Supplied data:
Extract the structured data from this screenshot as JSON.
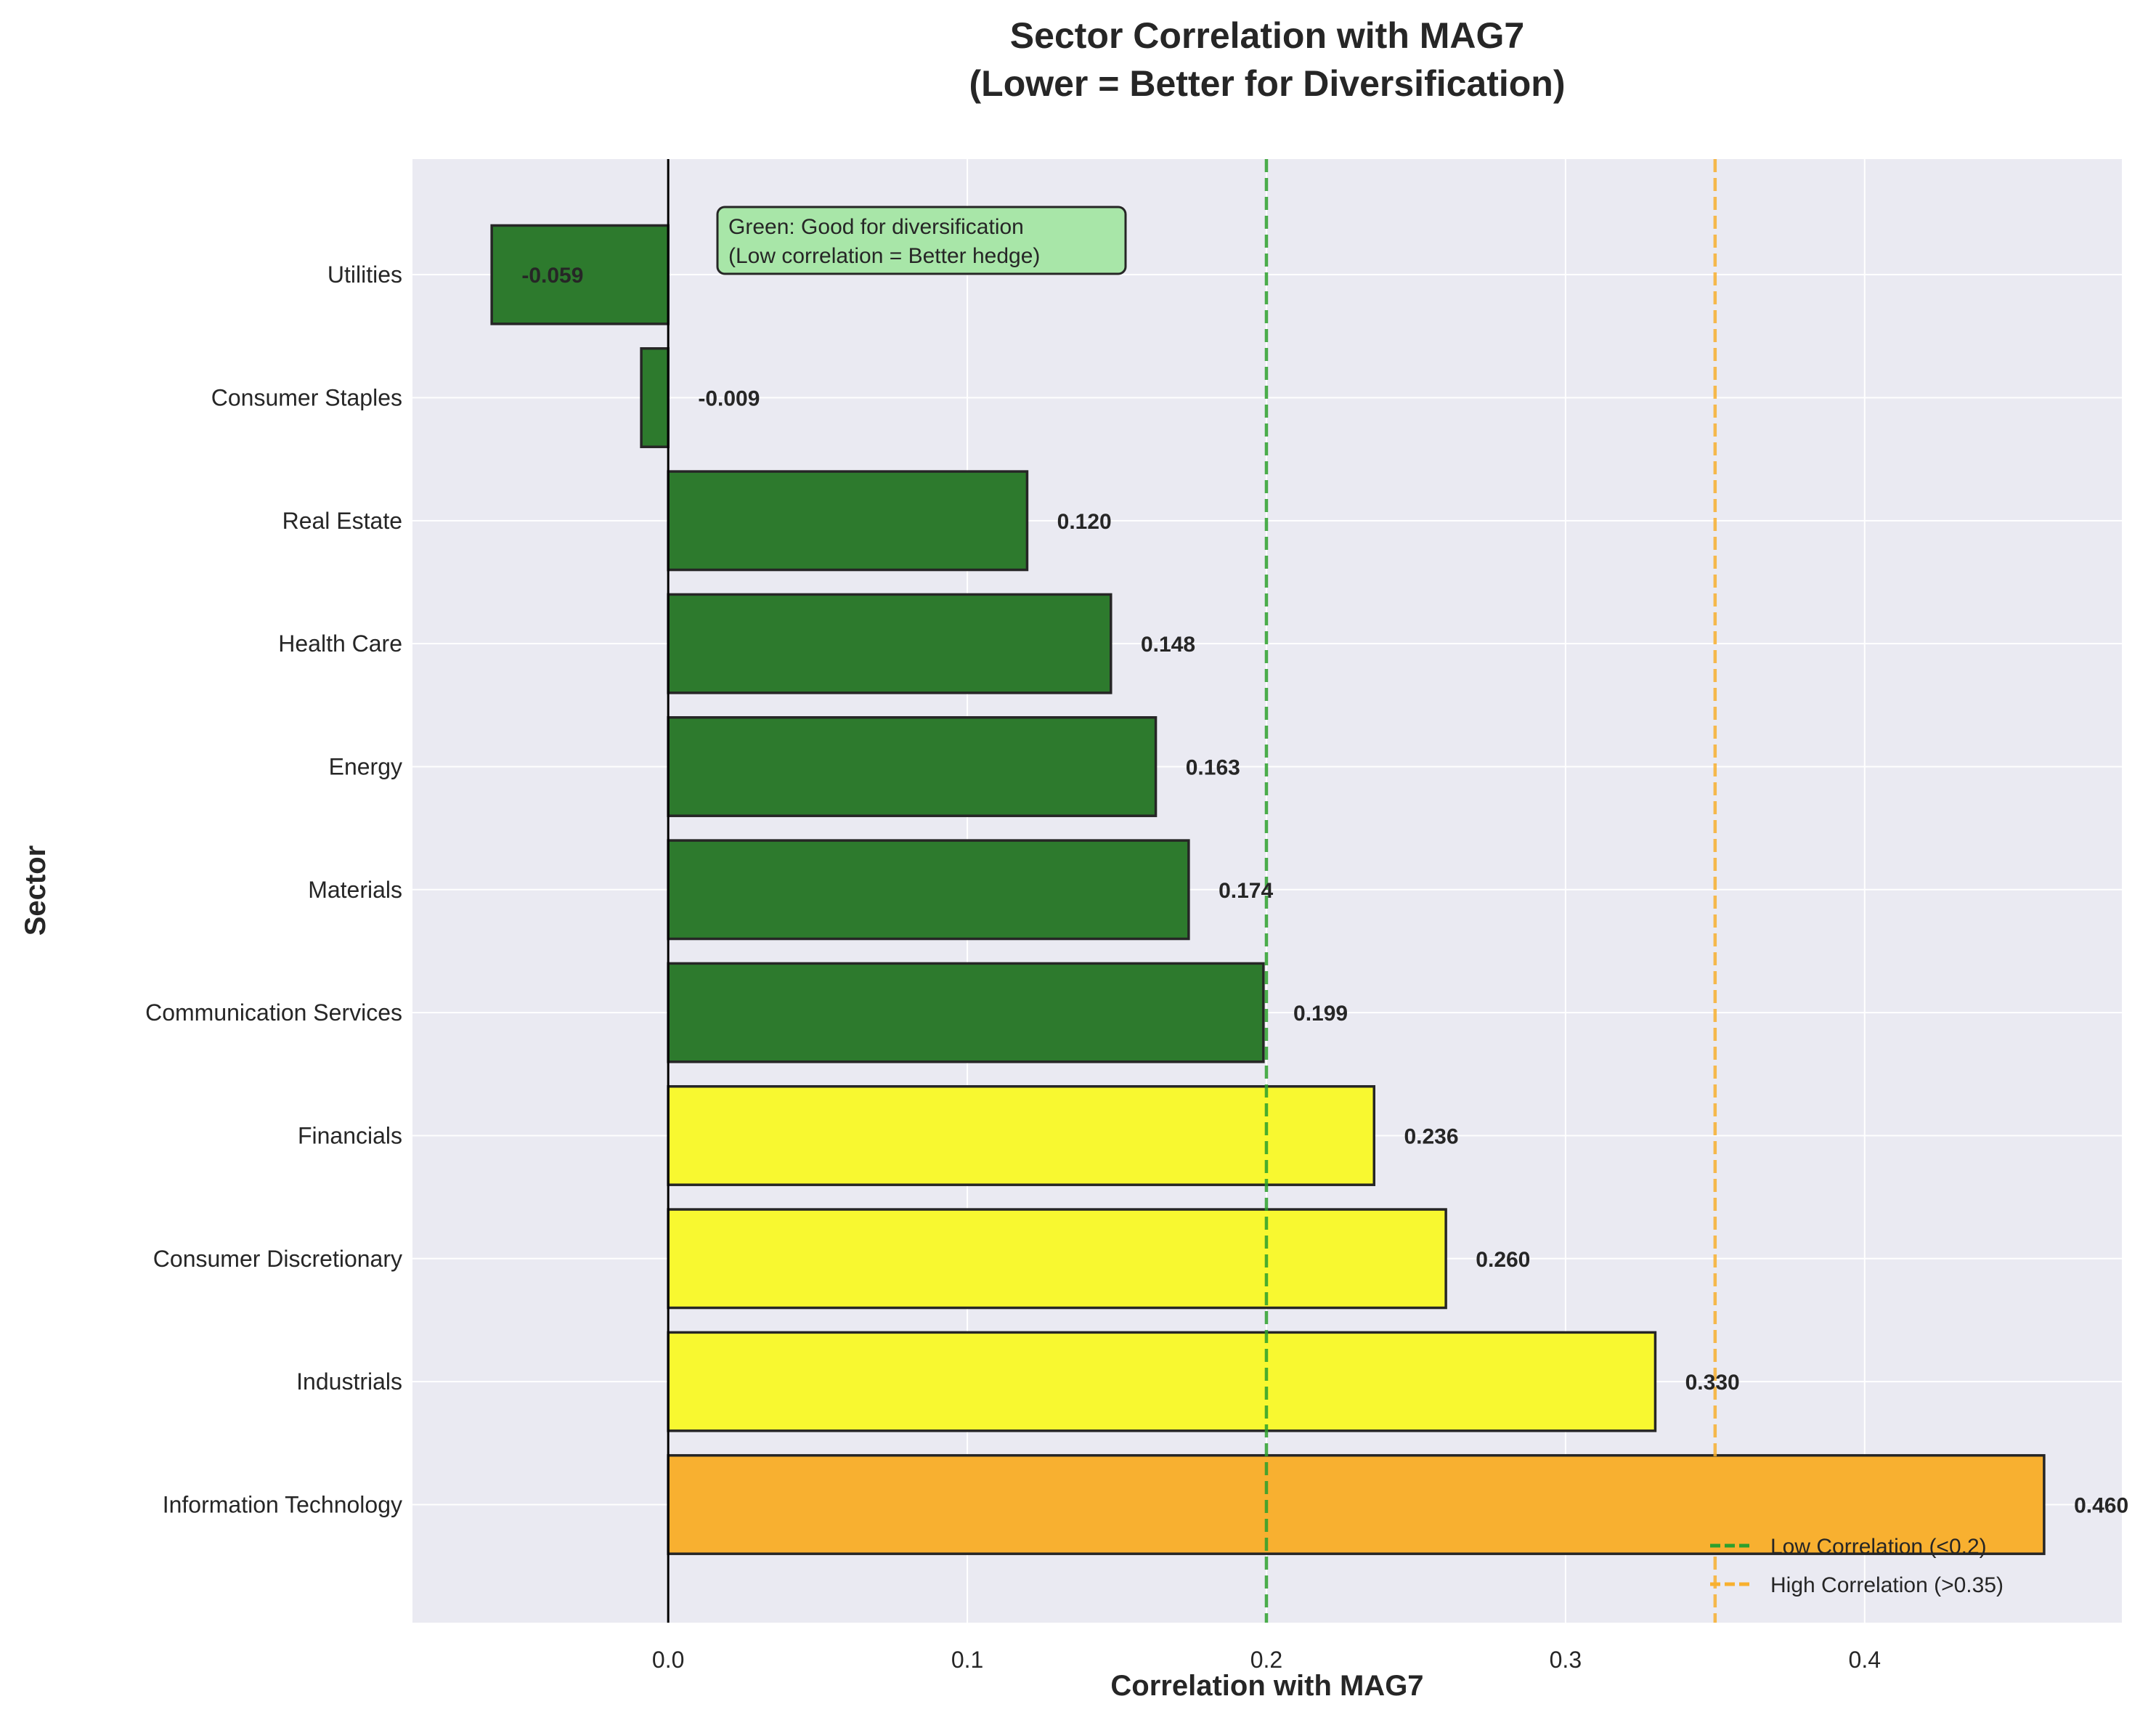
{
  "chart_data": {
    "type": "bar",
    "orientation": "horizontal",
    "title": "Sector Correlation with MAG7\n(Lower = Better for Diversification)",
    "xlabel": "Correlation with MAG7",
    "ylabel": "Sector",
    "xlim": [
      -0.0855,
      0.486
    ],
    "xticks": [
      0.0,
      0.1,
      0.2,
      0.3,
      0.4
    ],
    "xtick_labels": [
      "0.0",
      "0.1",
      "0.2",
      "0.3",
      "0.4"
    ],
    "grid": true,
    "categories": [
      "Utilities",
      "Consumer Staples",
      "Real Estate",
      "Health Care",
      "Energy",
      "Materials",
      "Communication Services",
      "Financials",
      "Consumer Discretionary",
      "Industrials",
      "Information Technology"
    ],
    "values": [
      -0.059,
      -0.009,
      0.12,
      0.148,
      0.163,
      0.174,
      0.199,
      0.236,
      0.26,
      0.33,
      0.46
    ],
    "value_labels": [
      "-0.059",
      "-0.009",
      "0.120",
      "0.148",
      "0.163",
      "0.174",
      "0.199",
      "0.236",
      "0.260",
      "0.330",
      "0.460"
    ],
    "bar_colors": [
      "#2d7a2d",
      "#2d7a2d",
      "#2d7a2d",
      "#2d7a2d",
      "#2d7a2d",
      "#2d7a2d",
      "#2d7a2d",
      "#f8f830",
      "#f8f830",
      "#f8f830",
      "#f8b030"
    ],
    "reference_lines": [
      {
        "value": 0.2,
        "label": "Low Correlation (<0.2)",
        "color": "#2ca02c",
        "style": "dashed"
      },
      {
        "value": 0.35,
        "label": "High Correlation (>0.35)",
        "color": "#f8b030",
        "style": "dashed"
      }
    ],
    "legend_placement": "lower-right",
    "annotation": {
      "lines": [
        "Green: Good for diversification",
        "(Low correlation = Better hedge)"
      ],
      "background": "#a8e6a8"
    },
    "colors": {
      "plot_background": "#eaeaf2",
      "grid": "#ffffff"
    }
  }
}
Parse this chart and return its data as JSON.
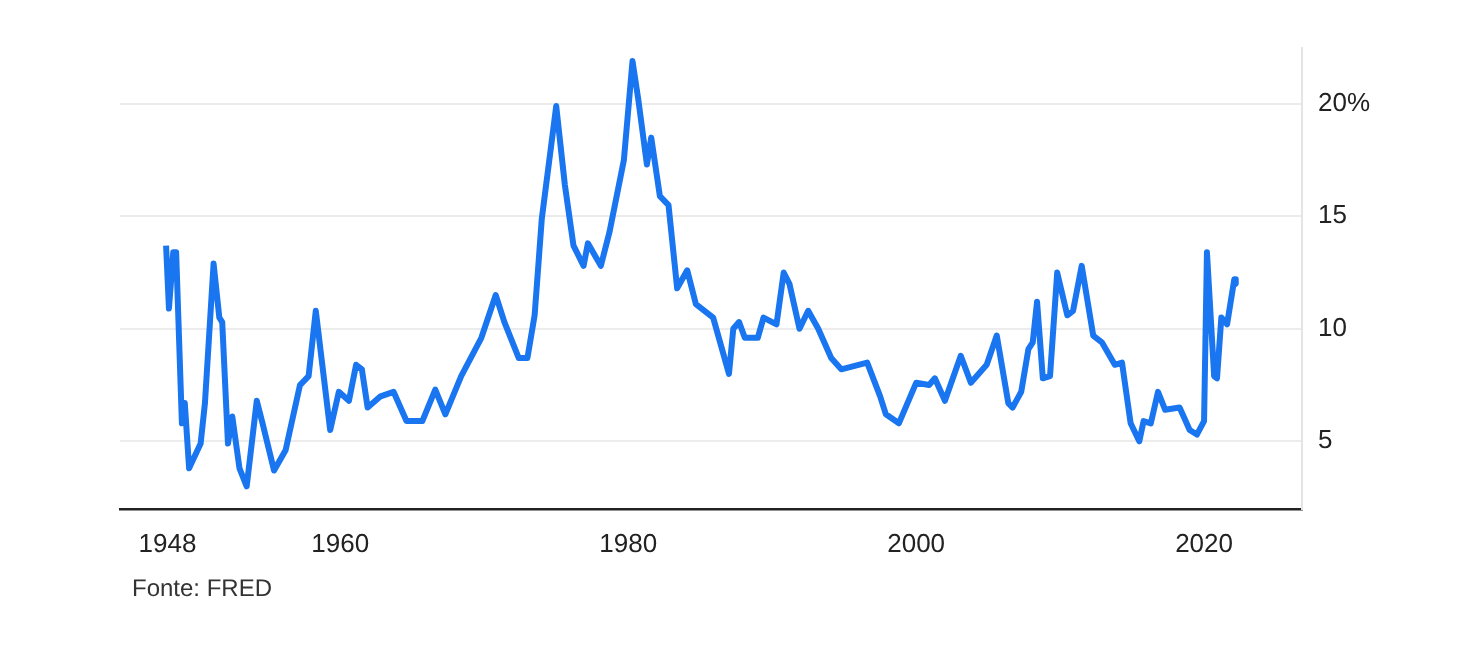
{
  "chart_data": {
    "type": "line",
    "x": [
      1947.9,
      1948.1,
      1948.4,
      1948.6,
      1949.0,
      1949.2,
      1949.5,
      1950.3,
      1950.6,
      1951.2,
      1951.6,
      1951.8,
      1952.2,
      1952.5,
      1953.0,
      1953.5,
      1954.2,
      1954.6,
      1955.4,
      1956.2,
      1957.2,
      1957.8,
      1958.3,
      1959.3,
      1959.9,
      1960.6,
      1961.1,
      1961.5,
      1961.9,
      1962.8,
      1963.7,
      1964.6,
      1965.7,
      1966.6,
      1967.3,
      1968.4,
      1969.8,
      1970.8,
      1971.4,
      1972.4,
      1973.0,
      1973.5,
      1974.0,
      1975.0,
      1975.6,
      1976.2,
      1976.9,
      1977.2,
      1978.1,
      1978.7,
      1979.7,
      1980.3,
      1980.7,
      1981.3,
      1981.6,
      1982.2,
      1982.8,
      1983.4,
      1984.1,
      1984.7,
      1985.9,
      1987.0,
      1987.3,
      1987.7,
      1988.1,
      1989.0,
      1989.4,
      1990.3,
      1990.8,
      1991.2,
      1991.9,
      1992.5,
      1993.2,
      1994.1,
      1994.8,
      1996.6,
      1997.5,
      1997.9,
      1998.8,
      2000.0,
      2000.9,
      2001.3,
      2002.0,
      2003.1,
      2003.8,
      2004.9,
      2005.6,
      2006.0,
      2006.4,
      2006.7,
      2007.3,
      2007.8,
      2008.1,
      2008.4,
      2008.8,
      2009.3,
      2009.8,
      2010.5,
      2010.9,
      2011.5,
      2012.3,
      2012.9,
      2013.8,
      2014.3,
      2014.9,
      2015.5,
      2015.8,
      2016.3,
      2016.8,
      2017.3,
      2018.3,
      2019.0,
      2019.5,
      2020.0,
      2020.2,
      2020.7,
      2020.9,
      2021.2,
      2021.6,
      2022.1,
      2022.2
    ],
    "series": [
      {
        "color": "#1a75f0",
        "values": [
          13.7,
          10.9,
          13.4,
          13.4,
          5.8,
          6.7,
          3.8,
          4.9,
          6.7,
          12.9,
          10.5,
          10.3,
          4.9,
          6.1,
          3.8,
          3.0,
          6.8,
          5.8,
          3.7,
          4.6,
          7.5,
          7.9,
          10.8,
          5.5,
          7.2,
          6.8,
          8.4,
          8.2,
          6.5,
          7.0,
          7.2,
          5.9,
          5.9,
          7.3,
          6.2,
          7.9,
          9.6,
          11.5,
          10.3,
          8.7,
          8.7,
          10.6,
          14.9,
          19.9,
          16.4,
          13.7,
          12.8,
          13.8,
          12.8,
          14.3,
          17.5,
          21.9,
          20.2,
          17.3,
          18.5,
          15.9,
          15.5,
          11.8,
          12.6,
          11.1,
          10.5,
          8.0,
          10.0,
          10.3,
          9.6,
          9.6,
          10.5,
          10.2,
          12.5,
          12.0,
          10.0,
          10.8,
          10.0,
          8.7,
          8.2,
          8.5,
          7.0,
          6.2,
          5.8,
          7.6,
          7.5,
          7.8,
          6.8,
          8.8,
          7.6,
          8.4,
          9.7,
          8.2,
          6.7,
          6.5,
          7.2,
          9.1,
          9.4,
          11.2,
          7.8,
          7.9,
          12.5,
          10.6,
          10.8,
          12.8,
          9.7,
          9.4,
          8.4,
          8.5,
          5.8,
          5.0,
          5.9,
          5.8,
          7.2,
          6.4,
          6.5,
          5.5,
          5.3,
          5.9,
          13.4,
          7.9,
          7.8,
          10.5,
          10.2,
          12.2,
          12.0
        ]
      }
    ],
    "xlim": [
      1944.7,
      2026.8
    ],
    "xticks": [
      1948,
      1960,
      1980,
      2000,
      2020
    ],
    "ylim": [
      2,
      22.5
    ],
    "yticks": [
      5,
      10,
      15,
      {
        "value": 20,
        "label": "20%"
      }
    ],
    "grid": "y",
    "legend": false,
    "annotations": [
      "Fonte: FRED"
    ]
  }
}
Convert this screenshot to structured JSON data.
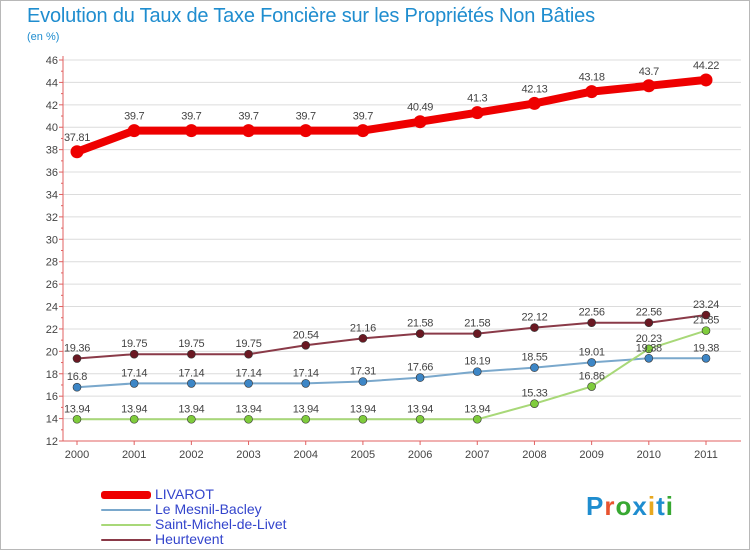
{
  "title": "Evolution du Taux de Taxe Foncière sur les Propriétés Non Bâties",
  "unit_label": "(en %)",
  "logo": {
    "text": "Proxiti",
    "letter_colors": [
      "#1f8dcf",
      "#e8532f",
      "#38a832",
      "#1f8dcf",
      "#e8a81f",
      "#1f8dcf",
      "#38a832"
    ]
  },
  "colors": {
    "axis": "#e06060",
    "grid": "#dcdcdc",
    "text": "#444444",
    "plot_background": "#ffffff"
  },
  "chart_data": {
    "type": "line",
    "title": "Evolution du Taux de Taxe Foncière sur les Propriétés Non Bâties",
    "ylabel": "(en %)",
    "xlabel": "",
    "x": [
      "2000",
      "2001",
      "2002",
      "2003",
      "2004",
      "2005",
      "2006",
      "2007",
      "2008",
      "2009",
      "2010",
      "2011"
    ],
    "ylim": [
      12,
      46
    ],
    "yticks": [
      12,
      14,
      16,
      18,
      20,
      22,
      24,
      26,
      28,
      30,
      32,
      34,
      36,
      38,
      40,
      42,
      44,
      46
    ],
    "grid": "horizontal",
    "legend_position": "bottom-left",
    "series": [
      {
        "name": "LIVAROT",
        "color": "#ee0000",
        "marker_color": "#ee0000",
        "weight": "heavy",
        "values": [
          37.81,
          39.7,
          39.7,
          39.7,
          39.7,
          39.7,
          40.49,
          41.3,
          42.13,
          43.18,
          43.7,
          44.22
        ],
        "labels": [
          "37.81",
          "39.7",
          "39.7",
          "39.7",
          "39.7",
          "39.7",
          "40.49",
          "41.3",
          "42.13",
          "43.18",
          "43.7",
          "44.22"
        ]
      },
      {
        "name": "Le Mesnil-Bacley",
        "color": "#7aa8cc",
        "marker_color": "#3d86c6",
        "weight": "normal",
        "values": [
          16.8,
          17.14,
          17.14,
          17.14,
          17.14,
          17.31,
          17.66,
          18.19,
          18.55,
          19.01,
          19.38,
          19.38
        ],
        "labels": [
          "16.8",
          "17.14",
          "17.14",
          "17.14",
          "17.14",
          "17.31",
          "17.66",
          "18.19",
          "18.55",
          "19.01",
          "19.38",
          "19.38"
        ]
      },
      {
        "name": "Saint-Michel-de-Livet",
        "color": "#a8d878",
        "marker_color": "#7fcc3c",
        "weight": "normal",
        "values": [
          13.94,
          13.94,
          13.94,
          13.94,
          13.94,
          13.94,
          13.94,
          13.94,
          15.33,
          16.86,
          20.23,
          21.85
        ],
        "labels": [
          "13.94",
          "13.94",
          "13.94",
          "13.94",
          "13.94",
          "13.94",
          "13.94",
          "13.94",
          "15.33",
          "16.86",
          "20.23",
          "21.85"
        ]
      },
      {
        "name": "Heurtevent",
        "color": "#8a3a48",
        "marker_color": "#6a1822",
        "weight": "normal",
        "values": [
          19.36,
          19.75,
          19.75,
          19.75,
          20.54,
          21.16,
          21.58,
          21.58,
          22.12,
          22.56,
          22.56,
          23.24
        ],
        "labels": [
          "19.36",
          "19.75",
          "19.75",
          "19.75",
          "20.54",
          "21.16",
          "21.58",
          "21.58",
          "22.12",
          "22.56",
          "22.56",
          "23.24"
        ]
      }
    ]
  }
}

Task to complete:
What is the number of lines above that hold the string "Propriétés"? Answer with that number alone.

Solved exercise:
2